Data records
-- start --

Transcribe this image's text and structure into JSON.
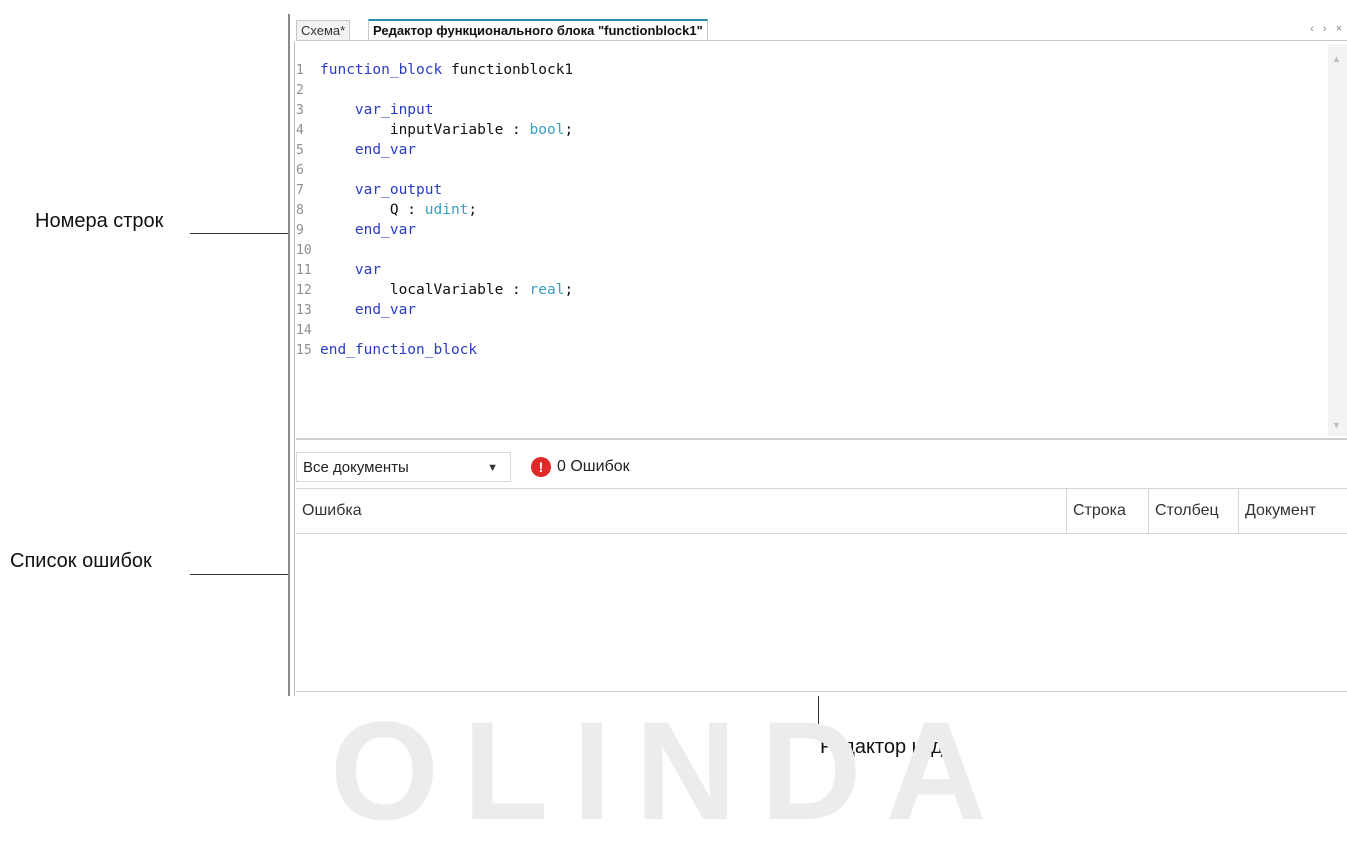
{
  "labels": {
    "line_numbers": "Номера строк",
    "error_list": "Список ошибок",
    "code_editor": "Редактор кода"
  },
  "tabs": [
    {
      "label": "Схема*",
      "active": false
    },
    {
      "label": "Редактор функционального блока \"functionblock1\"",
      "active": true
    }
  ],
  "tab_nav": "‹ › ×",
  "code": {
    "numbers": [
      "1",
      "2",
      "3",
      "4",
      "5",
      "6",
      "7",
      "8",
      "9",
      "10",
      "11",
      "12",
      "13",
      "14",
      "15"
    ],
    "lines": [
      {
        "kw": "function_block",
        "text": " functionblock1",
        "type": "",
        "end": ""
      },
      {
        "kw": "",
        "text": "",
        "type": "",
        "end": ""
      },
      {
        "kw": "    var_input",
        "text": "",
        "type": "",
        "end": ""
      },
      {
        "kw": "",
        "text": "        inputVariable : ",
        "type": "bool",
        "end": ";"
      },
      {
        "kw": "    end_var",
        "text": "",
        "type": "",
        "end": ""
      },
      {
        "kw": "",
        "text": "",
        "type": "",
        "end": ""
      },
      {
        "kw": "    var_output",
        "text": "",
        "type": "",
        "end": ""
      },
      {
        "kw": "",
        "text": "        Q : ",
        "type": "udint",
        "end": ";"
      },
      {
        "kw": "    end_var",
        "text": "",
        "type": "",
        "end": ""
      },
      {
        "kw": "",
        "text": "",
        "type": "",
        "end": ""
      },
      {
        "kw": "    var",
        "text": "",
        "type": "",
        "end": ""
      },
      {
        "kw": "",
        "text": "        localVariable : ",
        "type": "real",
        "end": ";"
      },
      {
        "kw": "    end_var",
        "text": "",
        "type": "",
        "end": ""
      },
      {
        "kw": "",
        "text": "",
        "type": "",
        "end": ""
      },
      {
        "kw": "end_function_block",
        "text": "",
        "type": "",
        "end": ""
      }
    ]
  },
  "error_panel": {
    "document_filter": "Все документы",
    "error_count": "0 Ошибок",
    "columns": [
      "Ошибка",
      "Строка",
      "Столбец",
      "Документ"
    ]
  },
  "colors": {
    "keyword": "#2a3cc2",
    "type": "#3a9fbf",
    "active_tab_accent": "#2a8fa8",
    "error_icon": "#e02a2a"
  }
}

-- end --
-- start --

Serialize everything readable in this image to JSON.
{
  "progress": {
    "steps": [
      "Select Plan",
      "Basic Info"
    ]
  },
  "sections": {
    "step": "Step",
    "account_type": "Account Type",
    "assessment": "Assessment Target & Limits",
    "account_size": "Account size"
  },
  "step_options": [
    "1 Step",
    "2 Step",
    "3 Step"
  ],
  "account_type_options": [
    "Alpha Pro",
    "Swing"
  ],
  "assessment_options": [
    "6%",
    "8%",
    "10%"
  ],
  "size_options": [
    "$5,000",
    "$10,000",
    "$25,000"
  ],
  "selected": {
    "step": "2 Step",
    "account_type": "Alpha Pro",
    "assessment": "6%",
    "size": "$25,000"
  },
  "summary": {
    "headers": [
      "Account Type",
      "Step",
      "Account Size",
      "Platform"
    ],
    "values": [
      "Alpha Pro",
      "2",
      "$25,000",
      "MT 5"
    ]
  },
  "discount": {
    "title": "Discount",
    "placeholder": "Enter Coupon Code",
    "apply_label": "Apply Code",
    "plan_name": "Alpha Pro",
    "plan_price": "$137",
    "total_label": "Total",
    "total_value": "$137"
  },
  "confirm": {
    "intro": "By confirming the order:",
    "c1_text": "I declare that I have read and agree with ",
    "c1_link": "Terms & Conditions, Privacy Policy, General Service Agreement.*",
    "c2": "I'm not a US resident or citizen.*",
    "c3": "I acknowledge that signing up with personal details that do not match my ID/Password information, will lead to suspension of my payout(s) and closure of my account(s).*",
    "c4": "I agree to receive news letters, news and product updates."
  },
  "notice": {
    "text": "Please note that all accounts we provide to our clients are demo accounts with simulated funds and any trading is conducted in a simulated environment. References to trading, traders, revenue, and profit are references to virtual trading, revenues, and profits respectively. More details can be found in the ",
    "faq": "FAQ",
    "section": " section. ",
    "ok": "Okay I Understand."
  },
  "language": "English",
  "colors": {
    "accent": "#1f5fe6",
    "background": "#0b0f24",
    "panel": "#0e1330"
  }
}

-- end --

__Problem to work on__.
Find the word "image" in the data and show each line that holds it.

__Exercise result__.
Transcribe this image's text and structure into JSON.
Serialize everything readable in this image to JSON.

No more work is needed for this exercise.